BRIEF — State how many lines in the records hold the word "true", giving the number and no other text.
═══ GIVEN DATA ═══
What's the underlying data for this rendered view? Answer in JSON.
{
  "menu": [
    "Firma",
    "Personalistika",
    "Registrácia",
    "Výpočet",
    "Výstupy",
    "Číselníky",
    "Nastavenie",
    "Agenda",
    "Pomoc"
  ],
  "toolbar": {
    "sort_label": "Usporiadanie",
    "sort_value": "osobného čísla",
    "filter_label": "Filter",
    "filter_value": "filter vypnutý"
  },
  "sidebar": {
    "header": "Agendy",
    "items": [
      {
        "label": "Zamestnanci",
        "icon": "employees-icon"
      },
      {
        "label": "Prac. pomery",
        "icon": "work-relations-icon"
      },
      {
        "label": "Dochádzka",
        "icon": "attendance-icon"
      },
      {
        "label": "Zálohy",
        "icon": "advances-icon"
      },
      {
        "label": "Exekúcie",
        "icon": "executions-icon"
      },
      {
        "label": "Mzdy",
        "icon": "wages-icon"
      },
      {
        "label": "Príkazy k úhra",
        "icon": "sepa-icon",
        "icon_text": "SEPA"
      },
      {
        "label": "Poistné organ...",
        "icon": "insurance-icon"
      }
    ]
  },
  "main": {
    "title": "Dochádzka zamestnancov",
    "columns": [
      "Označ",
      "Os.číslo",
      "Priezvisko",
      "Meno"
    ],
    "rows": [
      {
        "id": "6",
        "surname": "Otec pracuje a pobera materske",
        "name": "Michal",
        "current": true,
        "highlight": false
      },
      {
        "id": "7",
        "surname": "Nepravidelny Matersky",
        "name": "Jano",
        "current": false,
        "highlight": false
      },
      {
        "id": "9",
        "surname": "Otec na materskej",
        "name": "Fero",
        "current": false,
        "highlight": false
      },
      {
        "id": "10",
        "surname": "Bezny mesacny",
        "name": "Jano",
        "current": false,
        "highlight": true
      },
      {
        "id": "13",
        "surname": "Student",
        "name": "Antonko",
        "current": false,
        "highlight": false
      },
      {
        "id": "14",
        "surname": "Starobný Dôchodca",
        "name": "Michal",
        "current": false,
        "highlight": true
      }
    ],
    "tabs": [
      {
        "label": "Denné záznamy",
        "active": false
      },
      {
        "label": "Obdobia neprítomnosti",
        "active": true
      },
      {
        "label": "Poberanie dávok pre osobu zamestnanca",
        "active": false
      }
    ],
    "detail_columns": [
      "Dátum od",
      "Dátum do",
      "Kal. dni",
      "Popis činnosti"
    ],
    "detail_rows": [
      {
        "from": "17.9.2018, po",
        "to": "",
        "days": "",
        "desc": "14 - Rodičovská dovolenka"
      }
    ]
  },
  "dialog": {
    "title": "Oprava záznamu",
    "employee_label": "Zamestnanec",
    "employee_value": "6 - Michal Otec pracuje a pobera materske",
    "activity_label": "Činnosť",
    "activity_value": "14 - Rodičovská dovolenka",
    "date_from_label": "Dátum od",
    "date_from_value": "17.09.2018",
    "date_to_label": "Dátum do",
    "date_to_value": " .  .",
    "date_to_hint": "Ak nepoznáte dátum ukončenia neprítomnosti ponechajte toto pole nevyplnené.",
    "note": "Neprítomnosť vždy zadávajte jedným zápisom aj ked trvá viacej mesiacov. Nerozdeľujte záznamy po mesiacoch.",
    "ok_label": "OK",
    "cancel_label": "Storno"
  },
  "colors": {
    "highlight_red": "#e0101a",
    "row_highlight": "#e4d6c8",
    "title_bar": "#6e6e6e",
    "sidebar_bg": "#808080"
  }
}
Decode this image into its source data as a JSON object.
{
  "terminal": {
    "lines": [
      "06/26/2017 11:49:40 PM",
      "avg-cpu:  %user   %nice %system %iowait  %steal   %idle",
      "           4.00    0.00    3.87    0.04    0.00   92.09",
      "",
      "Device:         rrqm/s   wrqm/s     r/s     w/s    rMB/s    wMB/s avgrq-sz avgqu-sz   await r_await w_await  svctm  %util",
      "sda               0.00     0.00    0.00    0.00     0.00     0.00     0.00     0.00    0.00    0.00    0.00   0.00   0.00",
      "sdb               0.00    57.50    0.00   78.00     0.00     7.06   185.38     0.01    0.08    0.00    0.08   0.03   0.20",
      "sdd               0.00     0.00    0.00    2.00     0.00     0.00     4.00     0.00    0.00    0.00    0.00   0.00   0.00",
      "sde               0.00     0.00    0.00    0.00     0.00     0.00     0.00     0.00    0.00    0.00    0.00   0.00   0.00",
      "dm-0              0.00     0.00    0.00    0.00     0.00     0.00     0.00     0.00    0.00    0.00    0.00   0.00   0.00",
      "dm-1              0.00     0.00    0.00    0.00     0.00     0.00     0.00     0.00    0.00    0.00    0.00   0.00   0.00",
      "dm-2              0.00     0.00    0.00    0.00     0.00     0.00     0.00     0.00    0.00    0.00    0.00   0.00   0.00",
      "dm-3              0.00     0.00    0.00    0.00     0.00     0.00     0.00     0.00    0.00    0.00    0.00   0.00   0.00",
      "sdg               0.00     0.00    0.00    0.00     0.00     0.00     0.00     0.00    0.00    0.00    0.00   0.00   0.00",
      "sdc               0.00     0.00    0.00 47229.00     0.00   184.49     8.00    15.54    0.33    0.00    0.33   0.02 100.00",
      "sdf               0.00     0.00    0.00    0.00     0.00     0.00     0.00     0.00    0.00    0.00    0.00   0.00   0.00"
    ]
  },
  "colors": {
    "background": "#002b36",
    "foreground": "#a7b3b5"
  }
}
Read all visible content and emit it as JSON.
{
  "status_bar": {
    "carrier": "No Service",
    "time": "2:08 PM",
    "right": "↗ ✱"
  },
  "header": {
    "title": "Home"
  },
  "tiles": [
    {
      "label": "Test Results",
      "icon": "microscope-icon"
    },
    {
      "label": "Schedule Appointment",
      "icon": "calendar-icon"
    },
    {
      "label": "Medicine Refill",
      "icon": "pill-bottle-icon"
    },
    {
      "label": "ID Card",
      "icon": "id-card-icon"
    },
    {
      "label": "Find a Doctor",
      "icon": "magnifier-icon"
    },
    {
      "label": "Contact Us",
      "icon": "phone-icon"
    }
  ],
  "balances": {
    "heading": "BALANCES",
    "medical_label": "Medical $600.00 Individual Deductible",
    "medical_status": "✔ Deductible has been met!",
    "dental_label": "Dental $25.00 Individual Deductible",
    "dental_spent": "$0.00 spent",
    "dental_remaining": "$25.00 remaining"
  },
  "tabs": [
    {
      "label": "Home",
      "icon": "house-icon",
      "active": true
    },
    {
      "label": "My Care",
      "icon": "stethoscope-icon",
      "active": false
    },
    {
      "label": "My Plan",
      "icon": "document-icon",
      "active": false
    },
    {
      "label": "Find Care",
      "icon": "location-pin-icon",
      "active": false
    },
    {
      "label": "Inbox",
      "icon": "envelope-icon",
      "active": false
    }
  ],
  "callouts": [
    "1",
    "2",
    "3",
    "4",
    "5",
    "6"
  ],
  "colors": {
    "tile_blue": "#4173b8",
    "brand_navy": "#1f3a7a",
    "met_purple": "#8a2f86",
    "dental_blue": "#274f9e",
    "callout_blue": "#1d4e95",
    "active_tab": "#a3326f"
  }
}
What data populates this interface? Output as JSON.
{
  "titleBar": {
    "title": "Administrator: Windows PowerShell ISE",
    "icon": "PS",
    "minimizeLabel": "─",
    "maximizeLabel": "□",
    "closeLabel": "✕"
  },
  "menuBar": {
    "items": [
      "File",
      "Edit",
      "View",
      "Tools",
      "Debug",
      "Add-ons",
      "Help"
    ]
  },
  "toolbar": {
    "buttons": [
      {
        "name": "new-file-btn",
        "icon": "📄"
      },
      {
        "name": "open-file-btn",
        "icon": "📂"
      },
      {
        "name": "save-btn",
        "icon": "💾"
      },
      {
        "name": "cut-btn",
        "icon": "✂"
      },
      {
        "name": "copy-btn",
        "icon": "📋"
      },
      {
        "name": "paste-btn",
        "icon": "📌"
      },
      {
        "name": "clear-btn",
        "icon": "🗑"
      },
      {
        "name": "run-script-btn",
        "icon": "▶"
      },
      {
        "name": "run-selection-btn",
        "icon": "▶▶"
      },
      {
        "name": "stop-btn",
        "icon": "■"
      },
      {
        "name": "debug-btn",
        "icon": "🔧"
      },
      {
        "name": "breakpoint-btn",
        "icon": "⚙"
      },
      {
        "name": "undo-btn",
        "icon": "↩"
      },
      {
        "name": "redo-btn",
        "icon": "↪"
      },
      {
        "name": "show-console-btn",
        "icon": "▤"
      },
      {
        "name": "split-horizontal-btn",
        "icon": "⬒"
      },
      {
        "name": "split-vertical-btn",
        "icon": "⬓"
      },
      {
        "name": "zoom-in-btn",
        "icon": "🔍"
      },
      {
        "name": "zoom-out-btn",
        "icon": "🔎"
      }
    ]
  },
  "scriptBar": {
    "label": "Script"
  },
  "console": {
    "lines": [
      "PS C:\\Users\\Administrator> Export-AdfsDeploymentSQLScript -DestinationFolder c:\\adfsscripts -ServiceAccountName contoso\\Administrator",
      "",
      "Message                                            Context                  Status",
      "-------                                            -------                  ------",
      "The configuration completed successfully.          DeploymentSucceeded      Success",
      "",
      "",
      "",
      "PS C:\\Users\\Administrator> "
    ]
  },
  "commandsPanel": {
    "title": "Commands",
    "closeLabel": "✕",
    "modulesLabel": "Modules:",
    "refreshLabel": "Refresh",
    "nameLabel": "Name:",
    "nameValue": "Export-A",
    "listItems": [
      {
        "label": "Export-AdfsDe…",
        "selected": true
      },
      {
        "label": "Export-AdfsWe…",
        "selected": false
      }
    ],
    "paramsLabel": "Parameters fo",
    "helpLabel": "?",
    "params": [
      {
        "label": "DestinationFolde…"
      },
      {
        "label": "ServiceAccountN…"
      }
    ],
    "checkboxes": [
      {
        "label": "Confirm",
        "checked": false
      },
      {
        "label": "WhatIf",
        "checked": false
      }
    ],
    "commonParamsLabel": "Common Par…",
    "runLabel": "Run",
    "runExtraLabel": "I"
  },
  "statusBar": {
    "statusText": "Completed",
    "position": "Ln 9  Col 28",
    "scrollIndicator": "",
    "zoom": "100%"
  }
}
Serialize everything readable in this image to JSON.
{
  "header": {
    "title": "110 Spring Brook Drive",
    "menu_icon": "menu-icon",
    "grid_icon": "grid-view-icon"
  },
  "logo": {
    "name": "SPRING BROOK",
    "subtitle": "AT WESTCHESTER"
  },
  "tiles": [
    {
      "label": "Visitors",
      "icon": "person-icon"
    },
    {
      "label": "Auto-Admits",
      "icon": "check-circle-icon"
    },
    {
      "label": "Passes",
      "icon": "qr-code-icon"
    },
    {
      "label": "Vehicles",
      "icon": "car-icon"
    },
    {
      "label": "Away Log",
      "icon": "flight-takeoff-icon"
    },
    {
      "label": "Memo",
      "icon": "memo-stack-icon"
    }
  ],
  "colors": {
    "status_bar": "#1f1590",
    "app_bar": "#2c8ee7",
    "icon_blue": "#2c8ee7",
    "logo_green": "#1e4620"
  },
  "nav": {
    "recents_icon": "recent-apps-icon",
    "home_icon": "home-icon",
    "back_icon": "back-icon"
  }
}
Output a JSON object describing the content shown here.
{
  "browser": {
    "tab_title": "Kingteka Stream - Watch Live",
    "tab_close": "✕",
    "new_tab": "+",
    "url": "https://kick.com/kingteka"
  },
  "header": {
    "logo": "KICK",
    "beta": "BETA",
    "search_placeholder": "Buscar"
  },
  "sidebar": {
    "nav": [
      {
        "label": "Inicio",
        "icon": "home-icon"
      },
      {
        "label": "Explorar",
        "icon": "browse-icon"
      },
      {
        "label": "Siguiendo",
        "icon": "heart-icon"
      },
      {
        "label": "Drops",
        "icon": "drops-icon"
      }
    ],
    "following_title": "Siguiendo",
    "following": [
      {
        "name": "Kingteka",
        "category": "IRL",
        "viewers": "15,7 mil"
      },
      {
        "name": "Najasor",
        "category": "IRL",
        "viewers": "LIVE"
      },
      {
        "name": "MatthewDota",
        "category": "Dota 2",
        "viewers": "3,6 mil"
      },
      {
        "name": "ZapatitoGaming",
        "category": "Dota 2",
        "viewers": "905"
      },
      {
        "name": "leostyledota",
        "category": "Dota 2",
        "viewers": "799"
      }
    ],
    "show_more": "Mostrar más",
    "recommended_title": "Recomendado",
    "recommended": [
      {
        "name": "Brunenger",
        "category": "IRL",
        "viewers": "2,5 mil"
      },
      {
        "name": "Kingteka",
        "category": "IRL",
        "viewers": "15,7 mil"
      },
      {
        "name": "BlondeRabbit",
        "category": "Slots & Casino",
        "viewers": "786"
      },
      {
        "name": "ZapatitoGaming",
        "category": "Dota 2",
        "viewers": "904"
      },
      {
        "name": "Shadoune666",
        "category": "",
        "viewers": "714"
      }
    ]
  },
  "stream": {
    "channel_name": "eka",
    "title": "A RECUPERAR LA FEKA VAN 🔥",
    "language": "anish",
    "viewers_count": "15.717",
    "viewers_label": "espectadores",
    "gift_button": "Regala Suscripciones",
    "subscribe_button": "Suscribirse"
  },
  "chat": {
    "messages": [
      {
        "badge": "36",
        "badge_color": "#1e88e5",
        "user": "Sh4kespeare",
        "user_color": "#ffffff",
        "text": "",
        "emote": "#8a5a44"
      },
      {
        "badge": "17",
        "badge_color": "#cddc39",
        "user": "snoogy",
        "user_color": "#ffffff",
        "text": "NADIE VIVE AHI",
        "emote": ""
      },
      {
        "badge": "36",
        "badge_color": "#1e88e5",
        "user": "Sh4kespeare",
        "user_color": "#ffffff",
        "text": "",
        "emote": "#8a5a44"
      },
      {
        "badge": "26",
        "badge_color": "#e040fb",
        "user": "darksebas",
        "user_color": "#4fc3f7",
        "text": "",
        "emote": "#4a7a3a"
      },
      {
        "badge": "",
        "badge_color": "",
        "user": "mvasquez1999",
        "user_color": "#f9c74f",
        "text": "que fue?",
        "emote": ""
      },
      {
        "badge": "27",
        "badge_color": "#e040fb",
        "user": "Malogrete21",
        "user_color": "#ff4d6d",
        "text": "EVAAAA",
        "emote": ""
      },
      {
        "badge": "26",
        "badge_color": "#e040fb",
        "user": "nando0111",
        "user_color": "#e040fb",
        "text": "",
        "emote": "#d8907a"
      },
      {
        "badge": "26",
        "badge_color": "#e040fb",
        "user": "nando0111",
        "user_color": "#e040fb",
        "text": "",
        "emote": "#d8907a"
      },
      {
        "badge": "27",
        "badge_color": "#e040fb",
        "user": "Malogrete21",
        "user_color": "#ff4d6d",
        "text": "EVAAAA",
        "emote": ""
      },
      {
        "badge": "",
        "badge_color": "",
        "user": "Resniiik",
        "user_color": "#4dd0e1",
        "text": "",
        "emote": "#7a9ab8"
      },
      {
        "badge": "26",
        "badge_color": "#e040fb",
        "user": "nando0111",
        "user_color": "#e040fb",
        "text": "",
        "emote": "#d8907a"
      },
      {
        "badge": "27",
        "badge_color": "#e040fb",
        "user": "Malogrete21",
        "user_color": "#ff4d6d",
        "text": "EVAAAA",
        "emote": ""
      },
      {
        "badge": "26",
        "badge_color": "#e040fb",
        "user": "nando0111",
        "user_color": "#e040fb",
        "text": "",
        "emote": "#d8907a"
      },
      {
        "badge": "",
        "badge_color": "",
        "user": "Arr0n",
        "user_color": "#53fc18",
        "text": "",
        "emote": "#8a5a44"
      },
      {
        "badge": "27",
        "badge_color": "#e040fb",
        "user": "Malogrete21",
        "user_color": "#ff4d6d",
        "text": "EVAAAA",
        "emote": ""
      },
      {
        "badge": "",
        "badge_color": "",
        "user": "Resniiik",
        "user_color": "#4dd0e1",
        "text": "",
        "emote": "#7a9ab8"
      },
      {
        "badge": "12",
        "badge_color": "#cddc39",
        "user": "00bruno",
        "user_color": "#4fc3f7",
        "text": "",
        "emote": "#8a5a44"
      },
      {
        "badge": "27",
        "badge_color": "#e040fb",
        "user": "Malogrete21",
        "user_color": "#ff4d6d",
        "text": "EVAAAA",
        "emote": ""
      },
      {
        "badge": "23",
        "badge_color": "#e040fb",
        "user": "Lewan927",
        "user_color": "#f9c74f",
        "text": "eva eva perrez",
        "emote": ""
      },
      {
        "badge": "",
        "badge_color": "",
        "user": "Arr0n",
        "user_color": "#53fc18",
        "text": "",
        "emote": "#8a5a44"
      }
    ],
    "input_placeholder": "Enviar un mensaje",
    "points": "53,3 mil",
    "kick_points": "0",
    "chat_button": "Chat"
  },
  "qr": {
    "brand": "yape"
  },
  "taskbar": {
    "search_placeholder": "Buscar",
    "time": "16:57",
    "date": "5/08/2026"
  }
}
═══
RESULT BELOW — 6